READING PASSAGE
>>>>
I've got a kit chardonnay which I added dried apricot to during primary ferment. It's pH is pretty low at about 3.3 and it tastes tart. May try CS in the fridge on half of it to see if thet will help. My other Brehm Chardonnays measure pH 3.83 after ferment and mlf and might need a little acid to taste. Don't want to blend those two so am looking at options for both.
Cheers!
-johann
Ph will lower? Really? I'll start trying the additives then slowly a little at a time only to taste and taking the pH/TA measurements as a reference.
Cheers and thanks for the notes!
<<<<
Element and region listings
>>>>
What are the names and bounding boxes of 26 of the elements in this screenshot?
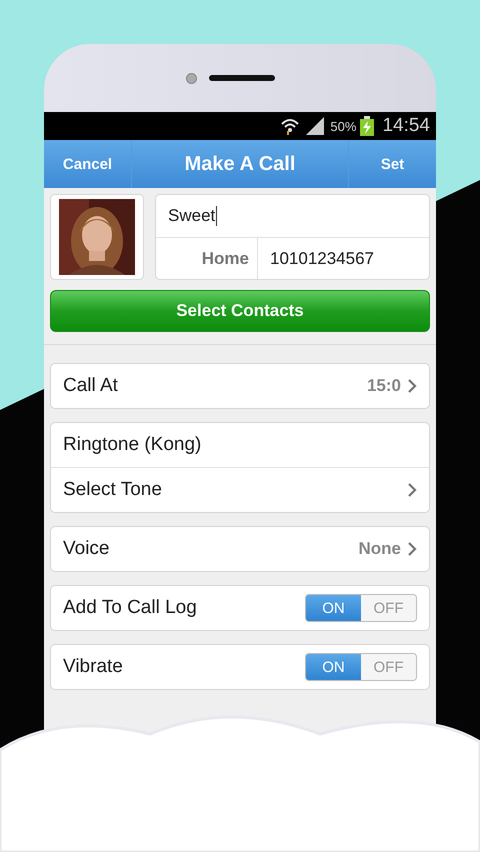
camera-icon xyxy=(186,72,196,84)
cancel-button[interactable]: Cancel xyxy=(44,140,132,188)
chevron-right-icon[interactable] xyxy=(407,378,417,394)
toggle-switch[interactable]: ON OFF xyxy=(305,594,417,622)
setting-label: Call At xyxy=(63,375,119,397)
setting-label: Vibrate xyxy=(63,656,124,678)
phone-type-label[interactable]: Home xyxy=(156,238,258,279)
setting-label: Ringtone (Kong) xyxy=(63,434,202,456)
setting-value[interactable]: None xyxy=(358,539,401,559)
select-contacts-button[interactable]: Select Contacts xyxy=(50,290,430,332)
setting-label: Voice xyxy=(63,538,110,560)
toggle-switch[interactable]: ON OFF xyxy=(305,653,417,681)
screen-title: Make A Call xyxy=(184,152,296,176)
set-button[interactable]: Set xyxy=(348,140,436,188)
chevron-right-icon[interactable] xyxy=(407,482,417,498)
speaker-icon xyxy=(208,75,274,81)
setting-value[interactable]: 15:0 xyxy=(366,376,401,396)
setting-label: Add To Call Log xyxy=(63,597,198,619)
phone-number-field[interactable]: 10101234567 xyxy=(258,248,374,268)
chevron-right-icon[interactable] xyxy=(407,541,417,557)
battery-percent: 50% xyxy=(330,118,356,134)
signal-icon xyxy=(304,117,326,135)
setting-label: Select Tone xyxy=(63,479,163,501)
clock-time: 14:54 xyxy=(382,115,430,137)
wifi-icon xyxy=(280,117,300,135)
battery-icon xyxy=(360,116,374,136)
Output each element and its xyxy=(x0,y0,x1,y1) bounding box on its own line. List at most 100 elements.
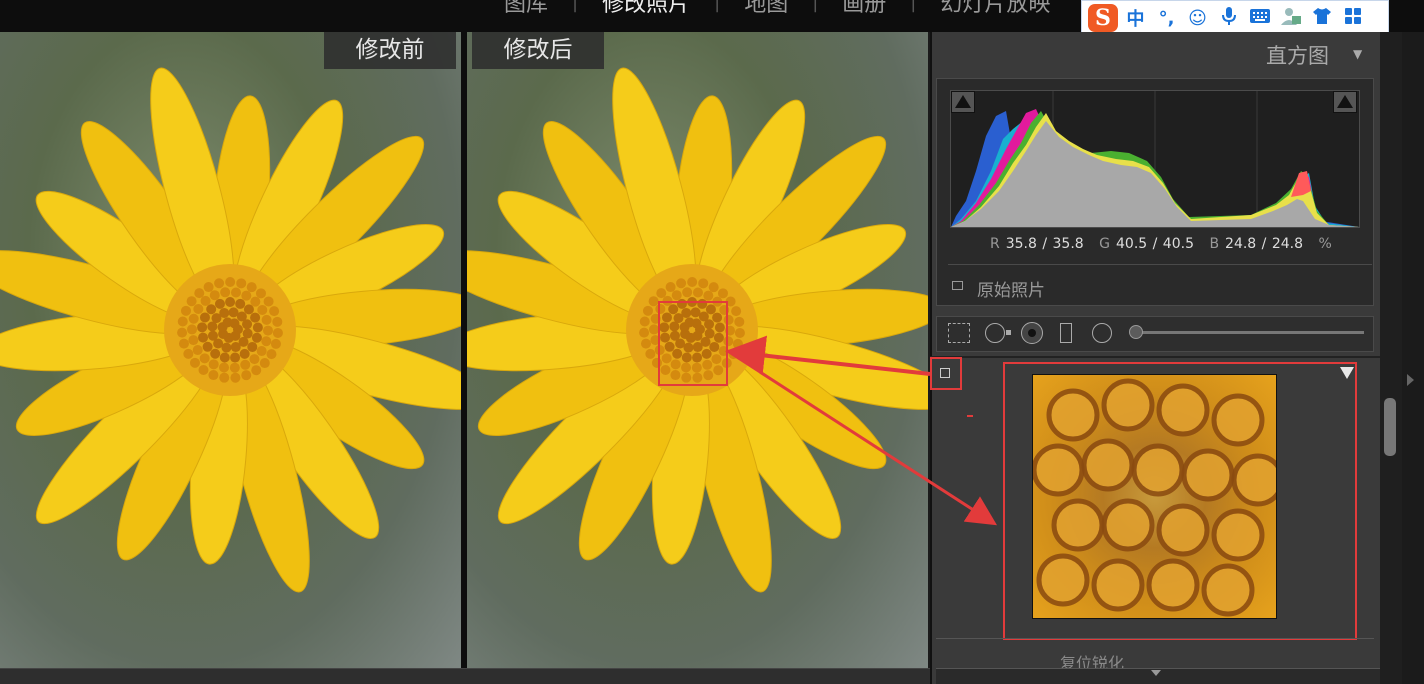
<<<<
GIVEN TASK 1
Extract the passage of the winemaking post from "I've got a kit" to "options for both.".
GIVEN TASK 2
In the winemaking post, why is the writer looking at separate options for the apricot kit chardonnay and the Brehm Chardonnays instead of treating them together?

EXERCISE SOLUTION 1
I've got a kit chardonnay which I added dried apricot to during primary ferment. It's pH is pretty low at about 3.3 and it tastes tart. May try CS in the fridge on half of it to see if thet will help. My other Brehm Chardonnays measure pH 3.83 after ferment and mlf and might need a little acid to taste. Don't want to blend those two so am looking at options for both.

EXERCISE SOLUTION 2
The writer doesn't want to blend the two wines. The kit chardonnay has a low pH of about 3.3 and tastes tart, while the Brehm Chardonnays measure pH 3.83 and might need a little acid, so each gets its own approach.